* DO THIS *
Extract each record and reproduce it exactly.

Saved entries
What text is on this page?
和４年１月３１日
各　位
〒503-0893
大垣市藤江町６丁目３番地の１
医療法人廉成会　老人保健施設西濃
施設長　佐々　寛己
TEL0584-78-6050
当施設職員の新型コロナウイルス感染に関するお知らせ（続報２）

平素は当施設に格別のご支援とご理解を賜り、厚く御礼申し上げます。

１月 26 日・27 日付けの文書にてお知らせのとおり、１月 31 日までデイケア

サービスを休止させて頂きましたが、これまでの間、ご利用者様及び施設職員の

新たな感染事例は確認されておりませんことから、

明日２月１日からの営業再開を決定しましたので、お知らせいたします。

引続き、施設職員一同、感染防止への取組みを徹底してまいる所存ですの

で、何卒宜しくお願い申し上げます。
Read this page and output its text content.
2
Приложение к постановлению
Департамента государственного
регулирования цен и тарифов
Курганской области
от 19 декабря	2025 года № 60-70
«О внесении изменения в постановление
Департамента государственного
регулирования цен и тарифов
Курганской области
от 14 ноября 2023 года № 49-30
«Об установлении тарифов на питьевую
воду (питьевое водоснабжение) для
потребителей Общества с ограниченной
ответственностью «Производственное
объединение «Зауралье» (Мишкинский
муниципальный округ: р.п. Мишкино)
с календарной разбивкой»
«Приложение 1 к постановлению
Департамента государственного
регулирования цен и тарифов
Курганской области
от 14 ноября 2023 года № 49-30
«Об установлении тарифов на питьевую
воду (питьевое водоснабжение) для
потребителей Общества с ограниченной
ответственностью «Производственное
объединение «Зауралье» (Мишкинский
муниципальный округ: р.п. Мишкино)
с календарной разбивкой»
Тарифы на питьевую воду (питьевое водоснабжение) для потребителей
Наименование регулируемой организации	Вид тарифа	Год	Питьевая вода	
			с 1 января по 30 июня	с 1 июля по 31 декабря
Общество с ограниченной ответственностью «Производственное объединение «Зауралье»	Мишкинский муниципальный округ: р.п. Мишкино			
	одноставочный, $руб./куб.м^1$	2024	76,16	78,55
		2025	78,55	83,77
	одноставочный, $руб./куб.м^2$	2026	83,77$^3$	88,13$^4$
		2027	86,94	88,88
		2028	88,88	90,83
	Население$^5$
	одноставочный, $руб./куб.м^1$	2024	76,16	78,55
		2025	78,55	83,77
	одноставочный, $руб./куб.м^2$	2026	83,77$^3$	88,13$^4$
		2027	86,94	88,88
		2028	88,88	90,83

* EXERCISE RESULT *
What text is on this page?
和４年１月３１日
各　位
〒503-0893
大垣市藤江町６丁目３番地の１
医療法人廉成会　老人保健施設西濃
施設長　佐々　寛己
TEL0584-78-6050
当施設職員の新型コロナウイルス感染に関するお知らせ（続報２）

平素は当施設に格別のご支援とご理解を賜り、厚く御礼申し上げます。

１月 26 日・27 日付けの文書にてお知らせのとおり、１月 31 日までデイケア

サービスを休止させて頂きましたが、これまでの間、ご利用者様及び施設職員の

新たな感染事例は確認されておりませんことから、

明日２月１日からの営業再開を決定しましたので、お知らせいたします。

引続き、施設職員一同、感染防止への取組みを徹底してまいる所存ですの

で、何卒宜しくお願い申し上げます。
Read this page and output its text content.
2
Приложение к постановлению
Департамента государственного
регулирования цен и тарифов
Курганской области
от 19 декабря	2025 года № 60-70
«О внесении изменения в постановление
Департамента государственного
регулирования цен и тарифов
Курганской области
от 14 ноября 2023 года № 49-30
«Об установлении тарифов на питьевую
воду (питьевое водоснабжение) для
потребителей Общества с ограниченной
ответственностью «Производственное
объединение «Зауралье» (Мишкинский
муниципальный округ: р.п. Мишкино)
с календарной разбивкой»
«Приложение 1 к постановлению
Департамента государственного
регулирования цен и тарифов
Курганской области
от 14 ноября 2023 года № 49-30
«Об установлении тарифов на питьевую
воду (питьевое водоснабжение) для
потребителей Общества с ограниченной
ответственностью «Производственное
объединение «Зауралье» (Мишкинский
муниципальный округ: р.п. Мишкино)
с календарной разбивкой»
Тарифы на питьевую воду (питьевое водоснабжение) для потребителей
Наименование регулируемой организации	Вид тарифа	Год	Питьевая вода	
			с 1 января по 30 июня	с 1 июля по 31 декабря
Общество с ограниченной ответственностью «Производственное объединение «Зауралье»	Мишкинский муниципальный округ: р.п. Мишкино			
	одноставочный, $руб./куб.м^1$	2024	76,16	78,55
		2025	78,55	83,77
	одноставочный, $руб./куб.м^2$	2026	83,77$^3$	88,13$^4$
		2027	86,94	88,88
		2028	88,88	90,83
	Население$^5$
	одноставочный, $руб./куб.м^1$	2024	76,16	78,55
		2025	78,55	83,77
	одноставочный, $руб./куб.м^2$	2026	83,77$^3$	88,13$^4$
		2027	86,94	88,88
		2028	88,88	90,83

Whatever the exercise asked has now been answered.